◆ **Exercise requirements**
Word for word, give the material below again, minus any images.

◆ **A block of data**

= = = =

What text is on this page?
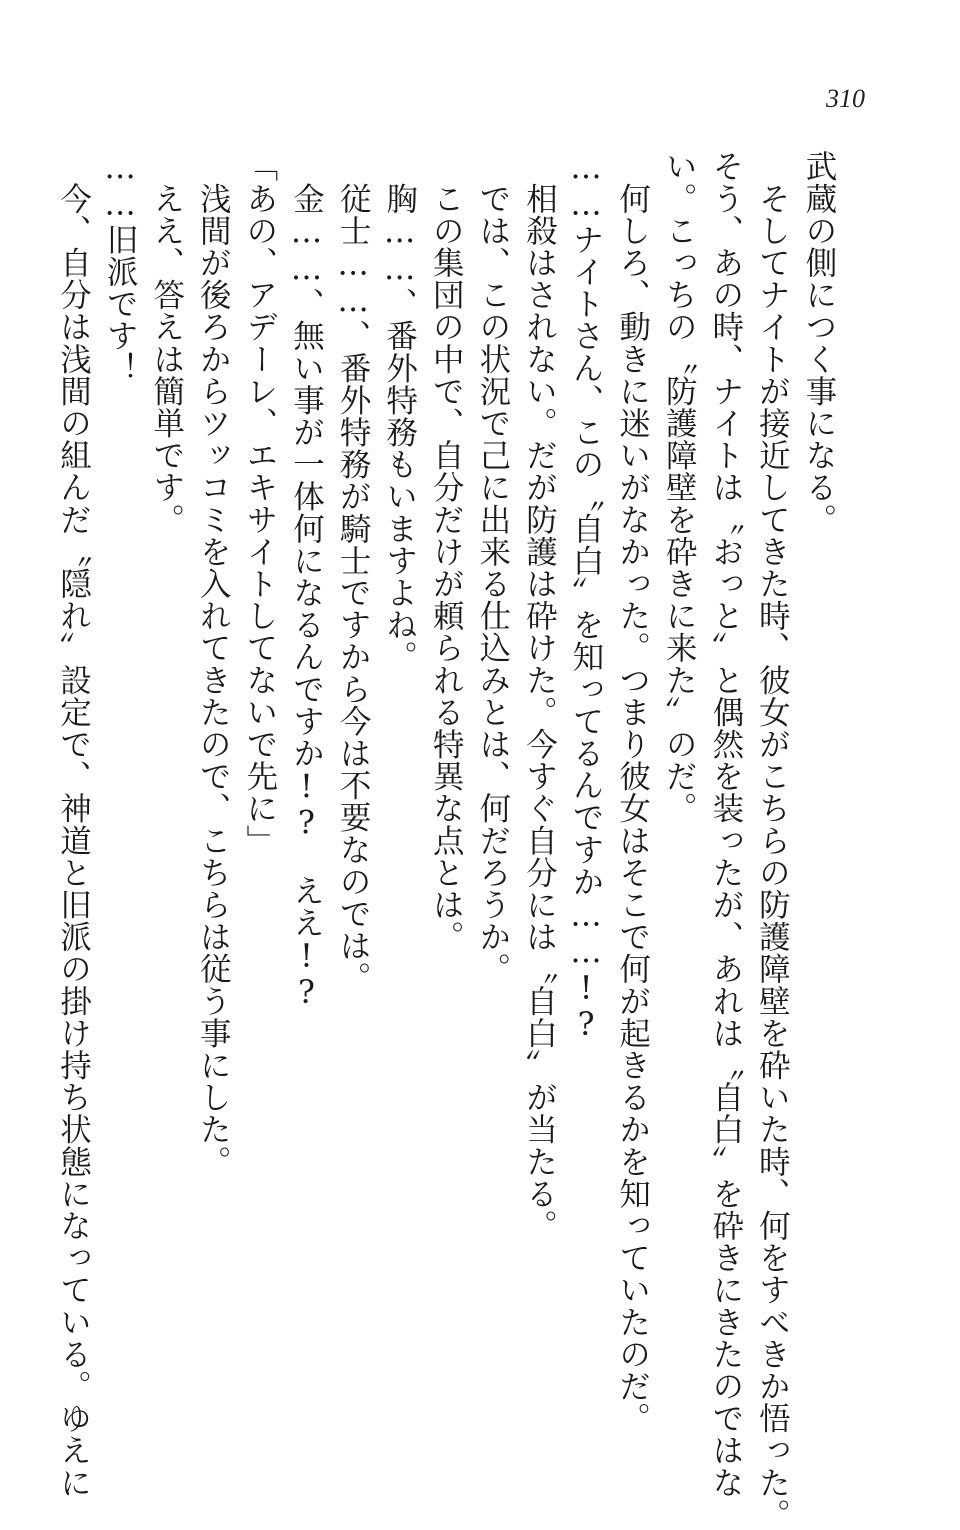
310
武蔵の側につく事になる。
　そしてナイトが接近してきた時、彼女がこちらの防護障壁を砕いた時、何をすべきか悟った。
そう、あの時、ナイトは〝おっと〟と偶然を装ったが、あれは〝自白〟を砕きにきたのではな
い。こっちの〝防護障壁を砕きに来た〟のだ。
　何しろ、動きに迷いがなかった。つまり彼女はそこで何が起きるかを知っていたのだ。
……ナイトさん、この〝自白〟を知ってるんですか……!?
　相殺はされない。だが防護は砕けた。今すぐ自分には〝自白〟が当たる。
　では、この状況で己に出来る仕込みとは、何だろうか。
　この集団の中で、自分だけが頼られる特異な点とは。
　胸……、番外特務もいますよね。
　従士……、番外特務が騎士ですから今は不要なのでは。
　金……、無い事が一体何になるんですか!?　ええ!?
「あの、アデーレ、エキサイトしてないで先に」
　浅間が後ろからツッコミを入れてきたので、こちらは従う事にした。
　ええ、答えは簡単です。
……旧派です！
　今、自分は浅間の組んだ〝隠れ〟設定で、神道と旧派の掛け持ち状態になっている。ゆえに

= = = =

◆ **Result**
What text is on this page?
310
武蔵の側につく事になる。
　そしてナイトが接近してきた時、彼女がこちらの防護障壁を砕いた時、何をすべきか悟った。
そう、あの時、ナイトは〝おっと〟と偶然を装ったが、あれは〝自白〟を砕きにきたのではな
い。こっちの〝防護障壁を砕きに来た〟のだ。
　何しろ、動きに迷いがなかった。つまり彼女はそこで何が起きるかを知っていたのだ。
……ナイトさん、この〝自白〟を知ってるんですか……!?
　相殺はされない。だが防護は砕けた。今すぐ自分には〝自白〟が当たる。
　では、この状況で己に出来る仕込みとは、何だろうか。
　この集団の中で、自分だけが頼られる特異な点とは。
　胸……、番外特務もいますよね。
　従士……、番外特務が騎士ですから今は不要なのでは。
　金……、無い事が一体何になるんですか!?　ええ!?
「あの、アデーレ、エキサイトしてないで先に」
　浅間が後ろからツッコミを入れてきたので、こちらは従う事にした。
　ええ、答えは簡単です。
……旧派です！
　今、自分は浅間の組んだ〝隠れ〟設定で、神道と旧派の掛け持ち状態になっている。ゆえに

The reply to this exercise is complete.